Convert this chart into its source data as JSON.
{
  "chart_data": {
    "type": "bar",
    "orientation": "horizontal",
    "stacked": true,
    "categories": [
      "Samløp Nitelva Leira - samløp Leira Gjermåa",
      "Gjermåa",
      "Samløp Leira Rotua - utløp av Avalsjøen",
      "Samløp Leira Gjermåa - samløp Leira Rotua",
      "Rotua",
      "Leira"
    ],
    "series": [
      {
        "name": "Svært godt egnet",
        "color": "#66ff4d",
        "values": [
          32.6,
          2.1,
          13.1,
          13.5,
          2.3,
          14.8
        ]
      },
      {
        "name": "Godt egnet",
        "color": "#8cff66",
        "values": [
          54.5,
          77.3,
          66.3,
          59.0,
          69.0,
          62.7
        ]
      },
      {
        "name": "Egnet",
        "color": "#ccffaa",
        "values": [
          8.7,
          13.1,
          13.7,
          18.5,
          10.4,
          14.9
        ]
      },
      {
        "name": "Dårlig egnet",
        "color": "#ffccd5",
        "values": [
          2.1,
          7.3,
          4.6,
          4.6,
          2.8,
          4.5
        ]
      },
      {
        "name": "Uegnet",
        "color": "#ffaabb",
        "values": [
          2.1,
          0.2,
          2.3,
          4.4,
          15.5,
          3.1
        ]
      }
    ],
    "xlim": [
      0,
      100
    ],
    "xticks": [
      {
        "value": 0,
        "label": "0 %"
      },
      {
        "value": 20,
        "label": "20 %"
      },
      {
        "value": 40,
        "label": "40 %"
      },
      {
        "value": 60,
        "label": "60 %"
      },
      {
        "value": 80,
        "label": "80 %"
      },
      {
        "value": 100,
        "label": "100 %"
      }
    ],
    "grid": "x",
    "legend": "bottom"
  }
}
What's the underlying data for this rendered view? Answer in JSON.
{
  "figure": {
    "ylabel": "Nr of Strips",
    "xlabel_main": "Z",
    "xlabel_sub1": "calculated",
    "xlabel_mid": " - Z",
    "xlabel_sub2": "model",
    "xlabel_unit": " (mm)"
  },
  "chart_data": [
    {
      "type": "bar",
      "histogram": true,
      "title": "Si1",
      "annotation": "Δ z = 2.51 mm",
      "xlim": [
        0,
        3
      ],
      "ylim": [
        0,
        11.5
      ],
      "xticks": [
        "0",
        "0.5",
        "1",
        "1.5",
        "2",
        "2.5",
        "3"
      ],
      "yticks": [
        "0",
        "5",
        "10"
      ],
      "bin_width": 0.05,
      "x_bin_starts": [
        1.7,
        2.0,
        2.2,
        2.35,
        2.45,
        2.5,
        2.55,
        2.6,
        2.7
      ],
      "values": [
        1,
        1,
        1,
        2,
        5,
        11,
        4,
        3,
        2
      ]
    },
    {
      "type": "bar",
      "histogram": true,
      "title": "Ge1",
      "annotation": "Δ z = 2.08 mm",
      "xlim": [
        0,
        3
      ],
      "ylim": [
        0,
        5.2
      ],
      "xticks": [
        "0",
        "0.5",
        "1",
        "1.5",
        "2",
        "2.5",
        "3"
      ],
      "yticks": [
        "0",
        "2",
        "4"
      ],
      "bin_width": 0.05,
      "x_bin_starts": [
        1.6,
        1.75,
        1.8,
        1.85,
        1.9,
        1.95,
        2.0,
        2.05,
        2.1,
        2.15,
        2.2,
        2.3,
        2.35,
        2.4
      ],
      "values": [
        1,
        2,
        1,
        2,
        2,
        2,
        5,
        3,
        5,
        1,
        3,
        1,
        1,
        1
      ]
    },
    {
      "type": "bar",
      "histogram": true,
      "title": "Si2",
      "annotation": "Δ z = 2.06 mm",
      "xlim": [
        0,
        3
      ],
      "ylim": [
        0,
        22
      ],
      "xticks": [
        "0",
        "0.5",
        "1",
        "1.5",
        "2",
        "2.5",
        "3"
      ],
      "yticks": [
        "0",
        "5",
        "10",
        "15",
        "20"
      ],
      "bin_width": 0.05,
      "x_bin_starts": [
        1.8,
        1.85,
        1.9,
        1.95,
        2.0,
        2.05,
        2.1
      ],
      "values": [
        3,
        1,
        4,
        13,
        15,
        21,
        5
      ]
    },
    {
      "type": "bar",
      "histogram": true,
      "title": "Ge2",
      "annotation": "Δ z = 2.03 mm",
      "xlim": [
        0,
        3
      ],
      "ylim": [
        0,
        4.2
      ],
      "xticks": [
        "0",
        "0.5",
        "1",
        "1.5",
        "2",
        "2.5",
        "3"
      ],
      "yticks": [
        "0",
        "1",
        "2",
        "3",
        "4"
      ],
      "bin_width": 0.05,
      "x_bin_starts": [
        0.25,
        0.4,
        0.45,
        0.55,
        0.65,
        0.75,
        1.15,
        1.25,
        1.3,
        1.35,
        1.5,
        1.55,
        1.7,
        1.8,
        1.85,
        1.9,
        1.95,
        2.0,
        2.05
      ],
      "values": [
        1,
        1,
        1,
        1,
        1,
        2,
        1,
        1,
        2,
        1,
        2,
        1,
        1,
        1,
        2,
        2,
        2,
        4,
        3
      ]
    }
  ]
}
##########
> [Task goal]:
Copy each record from above exactly, and include every line.

> [The output]:
Convert this chart into its source data as JSON.
{
  "chart_data": {
    "type": "bar",
    "orientation": "horizontal",
    "stacked": true,
    "categories": [
      "Samløp Nitelva Leira - samløp Leira Gjermåa",
      "Gjermåa",
      "Samløp Leira Rotua - utløp av Avalsjøen",
      "Samløp Leira Gjermåa - samløp Leira Rotua",
      "Rotua",
      "Leira"
    ],
    "series": [
      {
        "name": "Svært godt egnet",
        "color": "#66ff4d",
        "values": [
          32.6,
          2.1,
          13.1,
          13.5,
          2.3,
          14.8
        ]
      },
      {
        "name": "Godt egnet",
        "color": "#8cff66",
        "values": [
          54.5,
          77.3,
          66.3,
          59.0,
          69.0,
          62.7
        ]
      },
      {
        "name": "Egnet",
        "color": "#ccffaa",
        "values": [
          8.7,
          13.1,
          13.7,
          18.5,
          10.4,
          14.9
        ]
      },
      {
        "name": "Dårlig egnet",
        "color": "#ffccd5",
        "values": [
          2.1,
          7.3,
          4.6,
          4.6,
          2.8,
          4.5
        ]
      },
      {
        "name": "Uegnet",
        "color": "#ffaabb",
        "values": [
          2.1,
          0.2,
          2.3,
          4.4,
          15.5,
          3.1
        ]
      }
    ],
    "xlim": [
      0,
      100
    ],
    "xticks": [
      {
        "value": 0,
        "label": "0 %"
      },
      {
        "value": 20,
        "label": "20 %"
      },
      {
        "value": 40,
        "label": "40 %"
      },
      {
        "value": 60,
        "label": "60 %"
      },
      {
        "value": 80,
        "label": "80 %"
      },
      {
        "value": 100,
        "label": "100 %"
      }
    ],
    "grid": "x",
    "legend": "bottom"
  }
}
What's the underlying data for this rendered view? Answer in JSON.
{
  "figure": {
    "ylabel": "Nr of Strips",
    "xlabel_main": "Z",
    "xlabel_sub1": "calculated",
    "xlabel_mid": " - Z",
    "xlabel_sub2": "model",
    "xlabel_unit": " (mm)"
  },
  "chart_data": [
    {
      "type": "bar",
      "histogram": true,
      "title": "Si1",
      "annotation": "Δ z = 2.51 mm",
      "xlim": [
        0,
        3
      ],
      "ylim": [
        0,
        11.5
      ],
      "xticks": [
        "0",
        "0.5",
        "1",
        "1.5",
        "2",
        "2.5",
        "3"
      ],
      "yticks": [
        "0",
        "5",
        "10"
      ],
      "bin_width": 0.05,
      "x_bin_starts": [
        1.7,
        2.0,
        2.2,
        2.35,
        2.45,
        2.5,
        2.55,
        2.6,
        2.7
      ],
      "values": [
        1,
        1,
        1,
        2,
        5,
        11,
        4,
        3,
        2
      ]
    },
    {
      "type": "bar",
      "histogram": true,
      "title": "Ge1",
      "annotation": "Δ z = 2.08 mm",
      "xlim": [
        0,
        3
      ],
      "ylim": [
        0,
        5.2
      ],
      "xticks": [
        "0",
        "0.5",
        "1",
        "1.5",
        "2",
        "2.5",
        "3"
      ],
      "yticks": [
        "0",
        "2",
        "4"
      ],
      "bin_width": 0.05,
      "x_bin_starts": [
        1.6,
        1.75,
        1.8,
        1.85,
        1.9,
        1.95,
        2.0,
        2.05,
        2.1,
        2.15,
        2.2,
        2.3,
        2.35,
        2.4
      ],
      "values": [
        1,
        2,
        1,
        2,
        2,
        2,
        5,
        3,
        5,
        1,
        3,
        1,
        1,
        1
      ]
    },
    {
      "type": "bar",
      "histogram": true,
      "title": "Si2",
      "annotation": "Δ z = 2.06 mm",
      "xlim": [
        0,
        3
      ],
      "ylim": [
        0,
        22
      ],
      "xticks": [
        "0",
        "0.5",
        "1",
        "1.5",
        "2",
        "2.5",
        "3"
      ],
      "yticks": [
        "0",
        "5",
        "10",
        "15",
        "20"
      ],
      "bin_width": 0.05,
      "x_bin_starts": [
        1.8,
        1.85,
        1.9,
        1.95,
        2.0,
        2.05,
        2.1
      ],
      "values": [
        3,
        1,
        4,
        13,
        15,
        21,
        5
      ]
    },
    {
      "type": "bar",
      "histogram": true,
      "title": "Ge2",
      "annotation": "Δ z = 2.03 mm",
      "xlim": [
        0,
        3
      ],
      "ylim": [
        0,
        4.2
      ],
      "xticks": [
        "0",
        "0.5",
        "1",
        "1.5",
        "2",
        "2.5",
        "3"
      ],
      "yticks": [
        "0",
        "1",
        "2",
        "3",
        "4"
      ],
      "bin_width": 0.05,
      "x_bin_starts": [
        0.25,
        0.4,
        0.45,
        0.55,
        0.65,
        0.75,
        1.15,
        1.25,
        1.3,
        1.35,
        1.5,
        1.55,
        1.7,
        1.8,
        1.85,
        1.9,
        1.95,
        2.0,
        2.05
      ],
      "values": [
        1,
        1,
        1,
        1,
        1,
        2,
        1,
        1,
        2,
        1,
        2,
        1,
        1,
        1,
        2,
        2,
        2,
        4,
        3
      ]
    }
  ]
}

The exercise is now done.